Extract provided:
══════════════════════════════

Why does the linear time complexity of counting sort not contradict the lower bound on the worst-case complexity of comparison-based sorting? A) Because the lower bound is on worst-case and the linear time complexity of counting sort is best-case. B) Because counting sort is not comparison-based. C) Because the lower bound is linear time. D) Because counting sort uses additional memory.

B) Because counting sort is not comparison-based.

What is the worst-case running time of the following algorithm in terms of big-Oh? The input is an array A of size n. for i = 0 to n - 1 do for j = i + 1 to n - 1 do if A[i] == A[j] then return i A) O(n) B) O(1) C) O(log(n)) D) O(n^2)

D) O(n^2)

Which of the following statements are true? 1) Swapping two elements of an array can be done in constant time. 2) The smallest key of a max-heap is at the leftmost leaf. 3) All algorithms for turning an array into a max-heap are in Omega (n log(n)). 4) For all comparison-based sorting algorithms the worst-case time complexity is in Omega (n log(n)). A) Only 1, 4 are true. B) Only 1 is true. C) Only 2 and 3 are true. D) Only 1, 3, 4 are true. E) Only 2, 3, 4 are true.

══════════════════════════════

Data provided:

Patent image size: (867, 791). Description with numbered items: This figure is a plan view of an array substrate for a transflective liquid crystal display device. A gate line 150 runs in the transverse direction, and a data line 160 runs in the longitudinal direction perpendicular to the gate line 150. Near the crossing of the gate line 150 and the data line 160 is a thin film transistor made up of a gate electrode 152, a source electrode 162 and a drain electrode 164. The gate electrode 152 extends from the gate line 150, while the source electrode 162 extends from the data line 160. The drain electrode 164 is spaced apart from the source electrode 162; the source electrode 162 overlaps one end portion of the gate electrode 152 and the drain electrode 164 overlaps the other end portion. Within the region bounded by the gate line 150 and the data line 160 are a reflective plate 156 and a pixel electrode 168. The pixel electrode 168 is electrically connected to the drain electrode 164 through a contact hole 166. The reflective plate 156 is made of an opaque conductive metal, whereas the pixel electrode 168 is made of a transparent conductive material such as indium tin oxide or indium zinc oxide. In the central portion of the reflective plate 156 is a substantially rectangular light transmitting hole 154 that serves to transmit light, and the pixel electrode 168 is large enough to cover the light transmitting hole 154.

══════════════════════════════

Your tasks:
1 – Using the algorithms quiz, answer the following:
(a) What reason is given as the answer for why counting sort's linear time does not contradict the comparison-sorting lower bound?
(b) What worst-case running time is given as the answer for the nested-loop algorithm on array A?
(c) According to statement 2 in the final problem, where is the smallest key of a max-heap?
2 – Repeat word for word the stretch of the algorithms quiz from "What is the" through "2, 3, 4 are true.".

Responses by task:
1 –
(a) Counting sort is not comparison-based.
(b) O(n^2)
(c) At the leftmost leaf.

2 –
What is the worst-case running time of the following algorithm in terms of big-Oh? The input is an array A of size n. for i = 0 to n - 1 do for j = i + 1 to n - 1 do if A[i] == A[j] then return i A) O(n) B) O(1) C) O(log(n)) D) O(n^2)

D) O(n^2)

Which of the following statements are true? 1) Swapping two elements of an array can be done in constant time. 2) The smallest key of a max-heap is at the leftmost leaf. 3) All algorithms for turning an array into a max-heap are in Omega (n log(n)). 4) For all comparison-based sorting algorithms the worst-case time complexity is in Omega (n log(n)). A) Only 1, 4 are true. B) Only 1 is true. C) Only 2 and 3 are true. D) Only 1, 3, 4 are true. E) Only 2, 3, 4 are true.